Three contrast mistakes I keep seeing in shipped UI
Three contrast bugs show up in almost every shipped UI: ghostly placeholders, brand blue that misses AA by a hair, and a dark mode without an audit.
I do a lot of UI reviews and the same three contrast mistakes show up in almost every one. Faded gray placeholder text. Brand blue links on white that miss AA by a hair. And a dark mode that ships a toggle and calls it accessibility. None of these are exotic edge cases. They're the boring stuff. WebAIM's 2024 survey of a million home pages found low-contrast text on 79.1% of them, averaging 29.6 instances per page, and color contrast has been the most common accessibility failure on the web for years. So this isn't a niche complaint. It's the default state of the industry.
What annoys me is that each one takes about five minutes to fix if anyone bothers to measure. The fix is almost always a color two stops darker. Nobody runs the number, so nobody knows the number is bad.
Mistake one: placeholder gray that vanishes into the input
The version I see most often is a form field with placeholder text colored somewhere around #9CA3AF. Tailwind's gray-400. Looks tasteful in a Figma frame on a 6K monitor. On white, it measures 2.54:1, which fails AA normal text by a wide margin. WCAG's minimum for body text is 4.5:1, and these thresholds are not rounded. 4.499 fails. 2.54 is not even close.
The cheapest fix nobody bothers with is to bump the placeholder one stop darker, to gray-500 (#6B7280). On white that lands at 4.83:1, which clears AA normal by a slim margin. Done. The field still reads as muted, the cursor still pops, and the label-less form your designer fought for still works.
The deeper problem is that placeholders shouldn't be doing label duty in the first place. They disappear the moment the user types, they're inconsistently announced by screen readers, and they're often the only on-screen explanation of what the field wants. If you have a label above the input, the placeholder can stay subtle. If you don't, the placeholder is the label, and "subtle" is the wrong design choice. Pull a real <label> in, then make the placeholder darker so it's actually readable on the way to being typed over.

**Listing**:
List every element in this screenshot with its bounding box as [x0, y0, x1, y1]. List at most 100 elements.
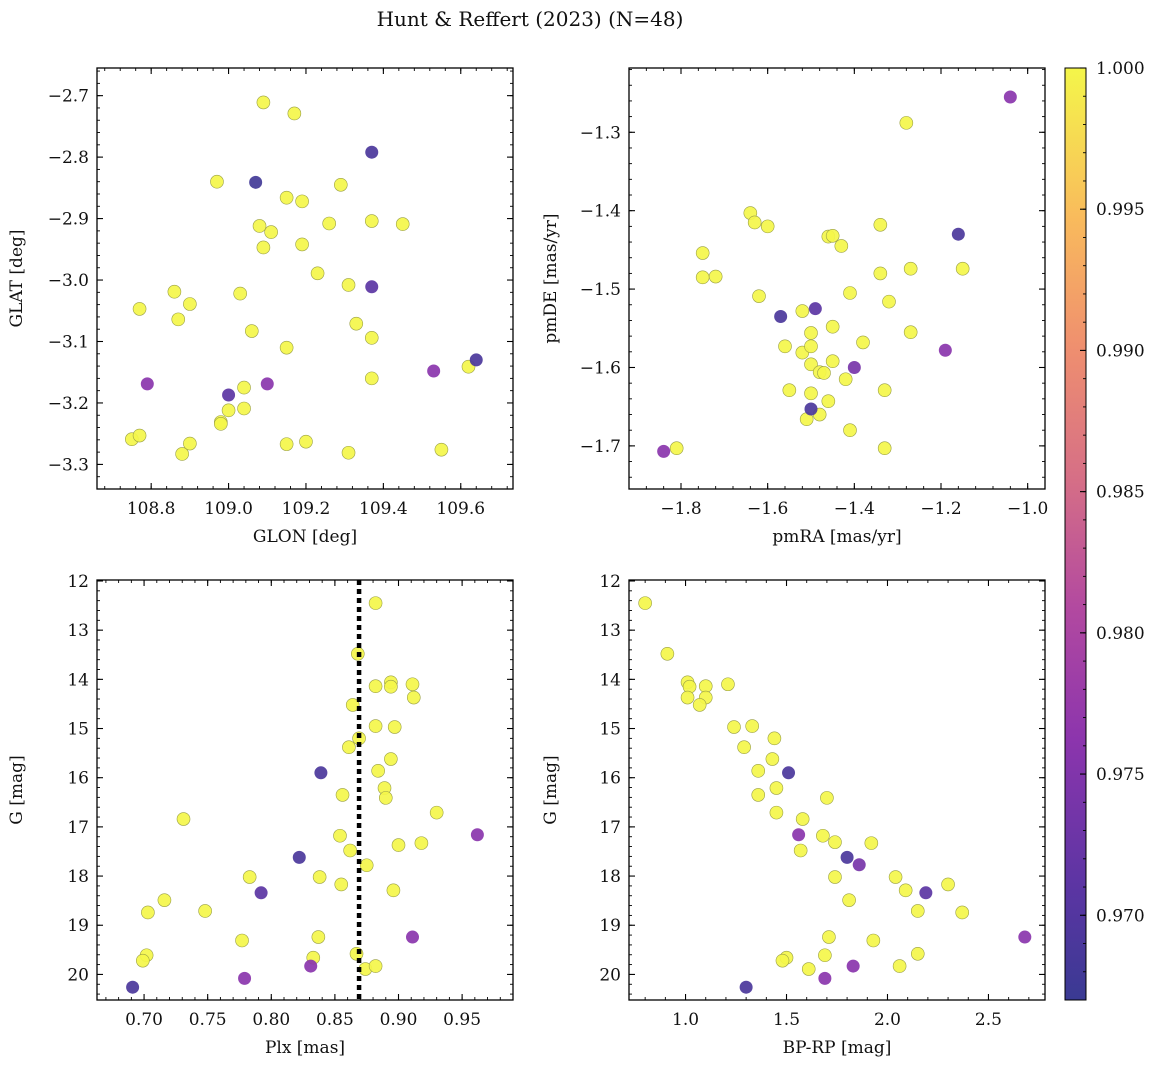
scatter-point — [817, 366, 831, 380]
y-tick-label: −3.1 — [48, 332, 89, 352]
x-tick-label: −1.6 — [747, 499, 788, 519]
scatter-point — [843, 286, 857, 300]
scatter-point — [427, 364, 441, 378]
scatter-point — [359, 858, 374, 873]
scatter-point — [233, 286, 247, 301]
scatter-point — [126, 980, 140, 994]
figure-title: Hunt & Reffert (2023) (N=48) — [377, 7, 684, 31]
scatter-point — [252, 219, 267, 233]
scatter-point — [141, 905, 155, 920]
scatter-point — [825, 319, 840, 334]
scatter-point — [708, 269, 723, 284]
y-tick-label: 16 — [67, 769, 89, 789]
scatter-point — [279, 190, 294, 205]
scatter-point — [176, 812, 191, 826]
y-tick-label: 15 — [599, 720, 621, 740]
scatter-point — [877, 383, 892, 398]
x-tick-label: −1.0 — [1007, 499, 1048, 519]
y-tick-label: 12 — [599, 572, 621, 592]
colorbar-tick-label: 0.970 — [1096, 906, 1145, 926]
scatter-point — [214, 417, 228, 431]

**What you need to do**:
(1) Decide whether each statement below agrees with the article on contrast mistakes. Answer yes or no for each, quoting the deciding words from the article.
(a) Gray-400 placeholder text on white measures 2.54:1.
(b) A contrast of 4.499:1 is enough to pass AA for body text.
(c) WebAIM's 2024 survey found low-contrast text on about half of the home pages it checked.
(2) Carry on the article on contrast mistakes in shipped UI from its last sentence.

**Responses in order**:
(1)
(a) Yes: "On white, it measures 2.54:1"
(b) No: "4.499 fails."
(c) No: "found low-contrast text on 79.1% of them"

(2)
Mistake two: brand blue links on white that fail AA by 0.2
This one I run into weekly. A team picks Tailwind blue-500 (#3B82F6) as their link color because it looks like the internet. On white it measures 3.68:1. That's 0.82 short of AA normal. Not borderline. Failing.
The fix is two stops darker, to blue-700 (#1D4ED8), which lands at 6.70:1 on white. That's well into AA with healthy headroom (it doesn't quite clear AAA's 7:1 bar — close, but not over the line). The hue is close enough on a calibrated screen that your brand person will not even notice. If you're allergic to going that dark, blue-600 (#2563EB) gives you 5.17:1 and still passes AA normal. The hue shift between blue-500 and blue-600 is small enough that most users don't see it; the contrast shift is large enough that the lint check finally goes green.
I keep this contrast checker open in a tab specifically for this case. Drop both hex codes in, watch the number, drag the lightness slider on the text color until the AA badge flips. The whole exercise takes the time of one Slack notification.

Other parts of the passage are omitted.